>> BEGIN

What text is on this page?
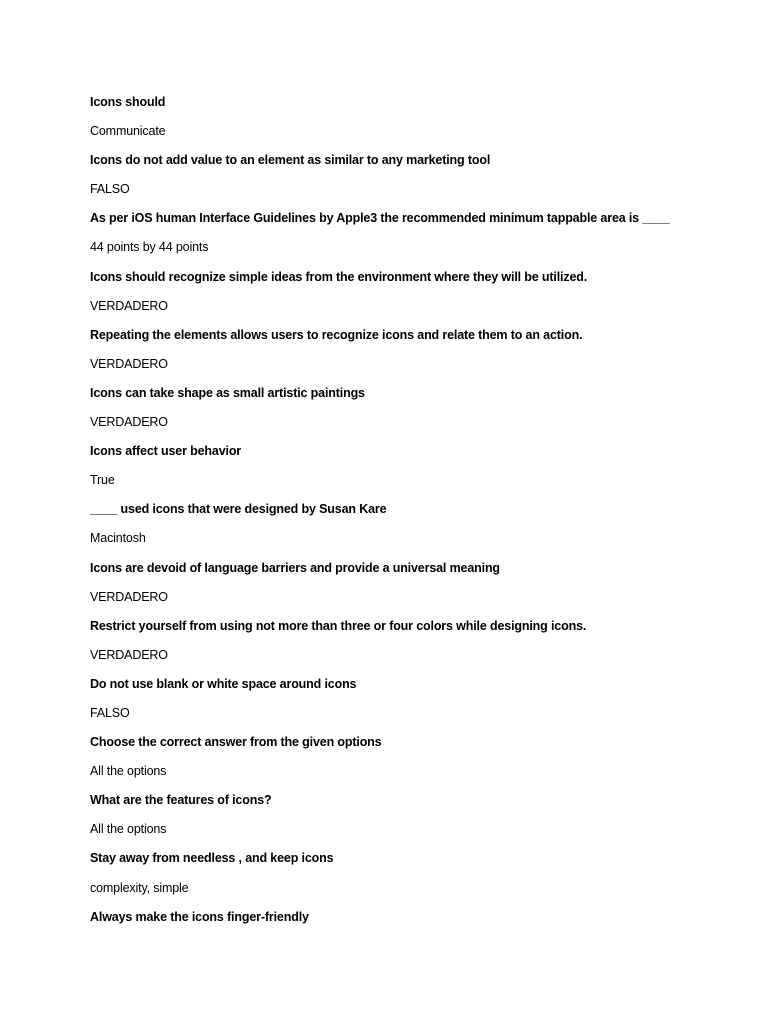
Icons should
Communicate
Icons do not add value to an element as similar to any marketing tool
FALSO
As per iOS human Interface Guidelines by Apple3 the recommended minimum tappable area is ____
44 points by 44 points
Icons should recognize simple ideas from the environment where they will be utilized.
VERDADERO
Repeating the elements allows users to recognize icons and relate them to an action.
VERDADERO
Icons can take shape as small artistic paintings
VERDADERO
Icons affect user behavior
True
____ used icons that were designed by Susan Kare
Macintosh
Icons are devoid of language barriers and provide a universal meaning
VERDADERO
Restrict yourself from using not more than three or four colors while designing icons.
VERDADERO
Do not use blank or white space around icons
FALSO
Choose the correct answer from the given options
All the options
What are the features of icons?
All the options
Stay away from needless , and keep icons
complexity, simple
Always make the icons finger-friendly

>> END

- **Work required**
Nothing in the entries above should change when they are printed again, except that the pictures are dropped.

- **Answer to the problem**
What text is on this page?
Icons should
Communicate
Icons do not add value to an element as similar to any marketing tool
FALSO
As per iOS human Interface Guidelines by Apple3 the recommended minimum tappable area is ____
44 points by 44 points
Icons should recognize simple ideas from the environment where they will be utilized.
VERDADERO
Repeating the elements allows users to recognize icons and relate them to an action.
VERDADERO
Icons can take shape as small artistic paintings
VERDADERO
Icons affect user behavior
True
____ used icons that were designed by Susan Kare
Macintosh
Icons are devoid of language barriers and provide a universal meaning
VERDADERO
Restrict yourself from using not more than three or four colors while designing icons.
VERDADERO
Do not use blank or white space around icons
FALSO
Choose the correct answer from the given options
All the options
What are the features of icons?
All the options
Stay away from needless , and keep icons
complexity, simple
Always make the icons finger-friendly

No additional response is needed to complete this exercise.